Responsável por amplificar a força aplicada no pedal por meio da diferença de pressão entre o vácuo (pressão negativa) e a pressão atmosférica, o servo freio permite a parada do veículo com menos esforço, ou seja, torna a frenagem mais leve, especialmente em situações de emergência ou em descidas íngremes. O componente é de fundamental importância para o desempenho do sistema de freio. Por isso, a Controil, fabricante especializada em componentes para freios hidráulicos, destaca alguns cuidados durante a manutenção dessa peça e de outros itens que compõem o sistema de freio e afetam seu funcionamento.
Sinais que podem indicar problemas no servo freio – Inicialmente, é preciso identificar os indícios de defeitos, como perda de eficácia na frenagem, pedal duro ou ruídos ao acionar o sistema. Nesse momento, é necessário ter atenção a outros componentes que podem apresentar os mesmos sintomas durante a condução. “Vazamentos e a vedação devem ser verificados, como na câmara de vácuo, bem como o estado da mangueira que liga o servo freio ao coletor de admissão ou à bomba de vácuo”, explica Vagner Marchiniak, consultor de marketing de produto da Controil.

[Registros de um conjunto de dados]
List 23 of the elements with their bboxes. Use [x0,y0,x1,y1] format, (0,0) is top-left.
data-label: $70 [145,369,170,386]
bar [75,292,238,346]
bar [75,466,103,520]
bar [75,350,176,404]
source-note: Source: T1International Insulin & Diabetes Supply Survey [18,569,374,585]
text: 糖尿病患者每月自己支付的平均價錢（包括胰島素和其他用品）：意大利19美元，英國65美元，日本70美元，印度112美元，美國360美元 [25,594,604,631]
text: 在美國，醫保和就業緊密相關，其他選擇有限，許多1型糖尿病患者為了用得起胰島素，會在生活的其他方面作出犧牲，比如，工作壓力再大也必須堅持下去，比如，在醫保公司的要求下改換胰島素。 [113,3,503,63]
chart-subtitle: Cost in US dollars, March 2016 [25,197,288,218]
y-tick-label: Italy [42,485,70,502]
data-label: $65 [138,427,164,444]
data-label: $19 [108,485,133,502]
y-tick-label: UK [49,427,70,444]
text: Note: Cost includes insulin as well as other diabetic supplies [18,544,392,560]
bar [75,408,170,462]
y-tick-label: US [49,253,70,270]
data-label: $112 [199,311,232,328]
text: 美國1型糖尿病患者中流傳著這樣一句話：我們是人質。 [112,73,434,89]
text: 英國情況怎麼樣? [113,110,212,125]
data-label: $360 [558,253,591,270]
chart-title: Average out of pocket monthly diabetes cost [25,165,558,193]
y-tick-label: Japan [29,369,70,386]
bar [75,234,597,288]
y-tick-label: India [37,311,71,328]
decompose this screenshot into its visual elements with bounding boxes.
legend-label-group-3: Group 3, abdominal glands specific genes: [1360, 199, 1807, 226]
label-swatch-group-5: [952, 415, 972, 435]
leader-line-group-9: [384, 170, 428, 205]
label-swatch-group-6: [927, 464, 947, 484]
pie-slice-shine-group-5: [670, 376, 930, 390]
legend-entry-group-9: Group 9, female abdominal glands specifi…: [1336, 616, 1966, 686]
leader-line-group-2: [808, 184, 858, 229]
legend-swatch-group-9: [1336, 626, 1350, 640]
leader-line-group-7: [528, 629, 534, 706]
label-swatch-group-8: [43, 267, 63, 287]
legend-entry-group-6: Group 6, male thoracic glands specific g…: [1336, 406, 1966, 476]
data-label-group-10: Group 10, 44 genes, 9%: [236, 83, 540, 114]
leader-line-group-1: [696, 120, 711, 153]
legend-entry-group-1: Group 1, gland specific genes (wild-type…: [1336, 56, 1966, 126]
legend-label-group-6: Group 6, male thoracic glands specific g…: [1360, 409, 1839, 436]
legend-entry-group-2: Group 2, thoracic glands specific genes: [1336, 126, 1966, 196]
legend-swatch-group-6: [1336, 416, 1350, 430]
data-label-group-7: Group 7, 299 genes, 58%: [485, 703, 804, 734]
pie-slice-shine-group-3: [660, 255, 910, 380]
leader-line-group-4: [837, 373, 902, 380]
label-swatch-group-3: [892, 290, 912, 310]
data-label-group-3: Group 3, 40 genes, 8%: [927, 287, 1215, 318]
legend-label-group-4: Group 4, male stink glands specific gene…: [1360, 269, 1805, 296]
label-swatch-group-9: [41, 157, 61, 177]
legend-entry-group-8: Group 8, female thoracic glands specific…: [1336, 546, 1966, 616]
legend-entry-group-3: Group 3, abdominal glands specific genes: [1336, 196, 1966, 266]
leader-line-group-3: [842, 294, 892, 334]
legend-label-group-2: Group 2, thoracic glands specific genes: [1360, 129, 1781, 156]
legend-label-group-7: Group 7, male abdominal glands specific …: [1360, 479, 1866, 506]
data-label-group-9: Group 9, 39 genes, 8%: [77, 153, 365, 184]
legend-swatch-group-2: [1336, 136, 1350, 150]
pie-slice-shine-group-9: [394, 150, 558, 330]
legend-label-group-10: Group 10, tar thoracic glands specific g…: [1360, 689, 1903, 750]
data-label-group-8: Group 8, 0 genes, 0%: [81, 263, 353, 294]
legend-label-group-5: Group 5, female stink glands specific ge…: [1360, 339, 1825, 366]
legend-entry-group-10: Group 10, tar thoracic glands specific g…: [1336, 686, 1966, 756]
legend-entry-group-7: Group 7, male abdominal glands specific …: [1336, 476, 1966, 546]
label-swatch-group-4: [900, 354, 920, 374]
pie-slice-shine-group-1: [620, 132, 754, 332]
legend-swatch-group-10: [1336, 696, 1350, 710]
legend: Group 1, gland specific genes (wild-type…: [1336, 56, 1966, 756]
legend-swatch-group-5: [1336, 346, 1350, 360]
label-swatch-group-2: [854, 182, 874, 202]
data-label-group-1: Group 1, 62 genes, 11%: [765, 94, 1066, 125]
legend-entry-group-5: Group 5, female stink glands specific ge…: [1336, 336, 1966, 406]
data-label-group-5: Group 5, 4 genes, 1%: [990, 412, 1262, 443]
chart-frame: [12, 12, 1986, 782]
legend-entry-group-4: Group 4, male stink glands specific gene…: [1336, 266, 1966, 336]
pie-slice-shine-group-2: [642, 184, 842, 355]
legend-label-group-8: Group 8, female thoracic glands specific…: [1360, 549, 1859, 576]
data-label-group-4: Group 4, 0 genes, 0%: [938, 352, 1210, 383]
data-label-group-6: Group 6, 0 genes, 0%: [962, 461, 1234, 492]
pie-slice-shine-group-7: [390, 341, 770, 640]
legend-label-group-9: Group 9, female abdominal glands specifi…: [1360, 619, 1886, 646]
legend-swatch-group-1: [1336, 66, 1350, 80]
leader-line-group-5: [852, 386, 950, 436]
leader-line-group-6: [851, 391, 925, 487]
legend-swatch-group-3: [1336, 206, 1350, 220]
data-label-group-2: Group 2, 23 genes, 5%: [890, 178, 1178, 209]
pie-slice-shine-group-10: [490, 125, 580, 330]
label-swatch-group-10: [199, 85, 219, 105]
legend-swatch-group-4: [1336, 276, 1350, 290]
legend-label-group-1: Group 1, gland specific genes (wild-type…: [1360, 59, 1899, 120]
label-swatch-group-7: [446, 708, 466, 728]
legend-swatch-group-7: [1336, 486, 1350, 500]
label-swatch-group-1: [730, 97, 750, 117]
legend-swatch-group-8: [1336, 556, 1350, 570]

Tarefa 1:
Responda com base no texto sobre o servo freio:
(a) A força aplicada no pedal é amplificada pela diferença entre quais duas pressões?
(b) Em que tipo de componente a Controil é especializada?
(c) Qual é o cargo de Vagner Marchiniak na Controil?
Tarefa 2: Traduza para o inglês esta frase do texto sobre o servo freio: "O componente é de fundamental importância para o desempenho do sistema de freio."
Tarefa 3: Escreva o que vem depois da última frase do texto sobre o servo freio.

Resposta 1:
(a) Entre o vácuo (pressão negativa) e a pressão atmosférica.
(b) Em componentes para freios hidráulicos.
(c) Consultor de marketing de produto.

Resposta 2: The component is of fundamental importance to the performance of the brake system.

Resposta 3:
Como realizar a inspeção do servo freio – Segundo Marchiniak, o servo freio é uma peça selada e, em caso de defeito, não deve ser reparado, mas sim substituído. “Um dos problemas apresentados pelo componente é a falta de estanqueidade entre as câmaras, que resulta em pedal duro. É preciso avaliar se há falha nas válvulas ou ruptura do diafragma”, comenta.
A fabricante explica também que motores com comando de válvulas com duração aumentada ou bomba de vácuo comprometida prejudicam o funcionamento do servo freio e que a válvula de retenção deve ser checada em todas as inspeções preventivas.
Detalhe na substituição da peça – Caso seja preciso trocar o componente, é fundamental observar se a haste do servo freio se encaixou perfeitamente no pistão primário do cilindro-mestre antes de parafusá-lo. Caso contrário, podem ocorrer danos aos componentes internos.